START The input

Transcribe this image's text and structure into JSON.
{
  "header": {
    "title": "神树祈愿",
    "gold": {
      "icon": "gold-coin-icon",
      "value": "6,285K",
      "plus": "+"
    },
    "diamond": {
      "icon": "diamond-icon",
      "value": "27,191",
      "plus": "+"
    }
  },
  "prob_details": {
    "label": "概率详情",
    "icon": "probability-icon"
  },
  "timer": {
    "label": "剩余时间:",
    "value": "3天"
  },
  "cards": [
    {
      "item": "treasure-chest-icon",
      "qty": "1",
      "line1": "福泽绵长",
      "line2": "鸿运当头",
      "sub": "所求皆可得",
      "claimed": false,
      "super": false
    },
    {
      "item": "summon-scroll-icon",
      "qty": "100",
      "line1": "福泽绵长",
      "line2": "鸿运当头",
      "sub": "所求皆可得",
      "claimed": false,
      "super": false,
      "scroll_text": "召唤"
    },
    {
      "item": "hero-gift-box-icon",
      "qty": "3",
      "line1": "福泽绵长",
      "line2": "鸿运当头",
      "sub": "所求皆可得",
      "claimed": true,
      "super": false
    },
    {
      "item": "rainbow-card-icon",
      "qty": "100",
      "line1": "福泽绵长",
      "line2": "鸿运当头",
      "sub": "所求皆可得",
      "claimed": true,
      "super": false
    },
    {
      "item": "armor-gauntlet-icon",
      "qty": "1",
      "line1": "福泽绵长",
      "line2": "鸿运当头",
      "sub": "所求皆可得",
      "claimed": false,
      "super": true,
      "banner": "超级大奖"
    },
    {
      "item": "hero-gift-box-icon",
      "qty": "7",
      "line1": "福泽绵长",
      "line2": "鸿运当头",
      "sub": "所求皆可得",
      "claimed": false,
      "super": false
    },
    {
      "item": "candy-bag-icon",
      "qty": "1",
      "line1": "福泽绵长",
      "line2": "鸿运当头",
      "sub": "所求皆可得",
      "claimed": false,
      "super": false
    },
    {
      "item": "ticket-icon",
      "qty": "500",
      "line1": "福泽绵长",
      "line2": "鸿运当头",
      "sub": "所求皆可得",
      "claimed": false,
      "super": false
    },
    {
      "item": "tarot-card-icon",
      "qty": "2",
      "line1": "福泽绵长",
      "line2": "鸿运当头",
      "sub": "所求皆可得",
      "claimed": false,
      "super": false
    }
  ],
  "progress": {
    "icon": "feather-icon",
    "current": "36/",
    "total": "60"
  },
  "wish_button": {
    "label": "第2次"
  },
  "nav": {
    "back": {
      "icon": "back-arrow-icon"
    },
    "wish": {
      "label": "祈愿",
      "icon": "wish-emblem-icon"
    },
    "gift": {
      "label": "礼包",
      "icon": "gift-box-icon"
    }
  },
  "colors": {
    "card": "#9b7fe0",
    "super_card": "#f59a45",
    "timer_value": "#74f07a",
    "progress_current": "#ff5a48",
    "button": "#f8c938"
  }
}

END The input

▸ **Your instructions**:
Give the material above again, word for word.

▸ **Exercise answer**:
Transcribe this image's text and structure into JSON.
{
  "header": {
    "title": "神树祈愿",
    "gold": {
      "icon": "gold-coin-icon",
      "value": "6,285K",
      "plus": "+"
    },
    "diamond": {
      "icon": "diamond-icon",
      "value": "27,191",
      "plus": "+"
    }
  },
  "prob_details": {
    "label": "概率详情",
    "icon": "probability-icon"
  },
  "timer": {
    "label": "剩余时间:",
    "value": "3天"
  },
  "cards": [
    {
      "item": "treasure-chest-icon",
      "qty": "1",
      "line1": "福泽绵长",
      "line2": "鸿运当头",
      "sub": "所求皆可得",
      "claimed": false,
      "super": false
    },
    {
      "item": "summon-scroll-icon",
      "qty": "100",
      "line1": "福泽绵长",
      "line2": "鸿运当头",
      "sub": "所求皆可得",
      "claimed": false,
      "super": false,
      "scroll_text": "召唤"
    },
    {
      "item": "hero-gift-box-icon",
      "qty": "3",
      "line1": "福泽绵长",
      "line2": "鸿运当头",
      "sub": "所求皆可得",
      "claimed": true,
      "super": false
    },
    {
      "item": "rainbow-card-icon",
      "qty": "100",
      "line1": "福泽绵长",
      "line2": "鸿运当头",
      "sub": "所求皆可得",
      "claimed": true,
      "super": false
    },
    {
      "item": "armor-gauntlet-icon",
      "qty": "1",
      "line1": "福泽绵长",
      "line2": "鸿运当头",
      "sub": "所求皆可得",
      "claimed": false,
      "super": true,
      "banner": "超级大奖"
    },
    {
      "item": "hero-gift-box-icon",
      "qty": "7",
      "line1": "福泽绵长",
      "line2": "鸿运当头",
      "sub": "所求皆可得",
      "claimed": false,
      "super": false
    },
    {
      "item": "candy-bag-icon",
      "qty": "1",
      "line1": "福泽绵长",
      "line2": "鸿运当头",
      "sub": "所求皆可得",
      "claimed": false,
      "super": false
    },
    {
      "item": "ticket-icon",
      "qty": "500",
      "line1": "福泽绵长",
      "line2": "鸿运当头",
      "sub": "所求皆可得",
      "claimed": false,
      "super": false
    },
    {
      "item": "tarot-card-icon",
      "qty": "2",
      "line1": "福泽绵长",
      "line2": "鸿运当头",
      "sub": "所求皆可得",
      "claimed": false,
      "super": false
    }
  ],
  "progress": {
    "icon": "feather-icon",
    "current": "36/",
    "total": "60"
  },
  "wish_button": {
    "label": "第2次"
  },
  "nav": {
    "back": {
      "icon": "back-arrow-icon"
    },
    "wish": {
      "label": "祈愿",
      "icon": "wish-emblem-icon"
    },
    "gift": {
      "label": "礼包",
      "icon": "gift-box-icon"
    }
  },
  "colors": {
    "card": "#9b7fe0",
    "super_card": "#f59a45",
    "timer_value": "#74f07a",
    "progress_current": "#ff5a48",
    "button": "#f8c938"
  }
}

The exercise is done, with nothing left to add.